*Source records*:
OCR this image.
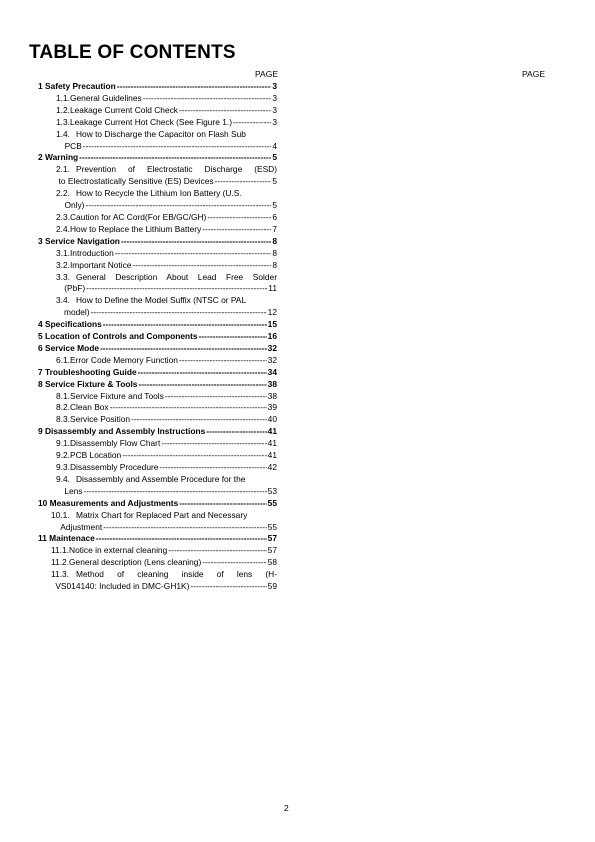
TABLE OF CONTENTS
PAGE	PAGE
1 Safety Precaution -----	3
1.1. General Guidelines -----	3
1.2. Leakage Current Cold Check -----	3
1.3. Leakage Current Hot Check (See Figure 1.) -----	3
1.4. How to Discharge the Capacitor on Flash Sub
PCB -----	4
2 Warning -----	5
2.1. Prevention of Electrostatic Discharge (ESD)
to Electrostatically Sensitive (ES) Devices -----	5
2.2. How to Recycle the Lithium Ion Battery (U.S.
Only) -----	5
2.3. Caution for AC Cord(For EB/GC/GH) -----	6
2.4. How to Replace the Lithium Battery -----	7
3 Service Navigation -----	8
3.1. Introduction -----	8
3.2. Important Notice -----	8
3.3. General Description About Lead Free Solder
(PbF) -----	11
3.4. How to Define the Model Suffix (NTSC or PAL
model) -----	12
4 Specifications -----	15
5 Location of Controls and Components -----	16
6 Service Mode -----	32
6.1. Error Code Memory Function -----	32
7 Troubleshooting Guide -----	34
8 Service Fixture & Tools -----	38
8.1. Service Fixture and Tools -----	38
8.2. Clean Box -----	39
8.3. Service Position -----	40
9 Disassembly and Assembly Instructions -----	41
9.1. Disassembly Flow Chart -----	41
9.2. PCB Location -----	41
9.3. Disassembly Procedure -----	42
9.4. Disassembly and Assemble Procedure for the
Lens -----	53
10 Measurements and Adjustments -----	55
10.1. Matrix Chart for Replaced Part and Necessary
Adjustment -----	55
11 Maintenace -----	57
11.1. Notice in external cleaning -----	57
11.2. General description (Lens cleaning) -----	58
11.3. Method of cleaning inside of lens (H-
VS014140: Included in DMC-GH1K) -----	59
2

*WHAT YOU ARE ASKED TO DO*: Return all of the data exactly as written, and drop the pictures.

*FULL SOLUTION*:
OCR this image.
TABLE OF CONTENTS
PAGE	PAGE
1 Safety Precaution -----	3
1.1. General Guidelines -----	3
1.2. Leakage Current Cold Check -----	3
1.3. Leakage Current Hot Check (See Figure 1.) -----	3
1.4. How to Discharge the Capacitor on Flash Sub
PCB -----	4
2 Warning -----	5
2.1. Prevention of Electrostatic Discharge (ESD)
to Electrostatically Sensitive (ES) Devices -----	5
2.2. How to Recycle the Lithium Ion Battery (U.S.
Only) -----	5
2.3. Caution for AC Cord(For EB/GC/GH) -----	6
2.4. How to Replace the Lithium Battery -----	7
3 Service Navigation -----	8
3.1. Introduction -----	8
3.2. Important Notice -----	8
3.3. General Description About Lead Free Solder
(PbF) -----	11
3.4. How to Define the Model Suffix (NTSC or PAL
model) -----	12
4 Specifications -----	15
5 Location of Controls and Components -----	16
6 Service Mode -----	32
6.1. Error Code Memory Function -----	32
7 Troubleshooting Guide -----	34
8 Service Fixture & Tools -----	38
8.1. Service Fixture and Tools -----	38
8.2. Clean Box -----	39
8.3. Service Position -----	40
9 Disassembly and Assembly Instructions -----	41
9.1. Disassembly Flow Chart -----	41
9.2. PCB Location -----	41
9.3. Disassembly Procedure -----	42
9.4. Disassembly and Assemble Procedure for the
Lens -----	53
10 Measurements and Adjustments -----	55
10.1. Matrix Chart for Replaced Part and Necessary
Adjustment -----	55
11 Maintenace -----	57
11.1. Notice in external cleaning -----	57
11.2. General description (Lens cleaning) -----	58
11.3. Method of cleaning inside of lens (H-
VS014140: Included in DMC-GH1K) -----	59
2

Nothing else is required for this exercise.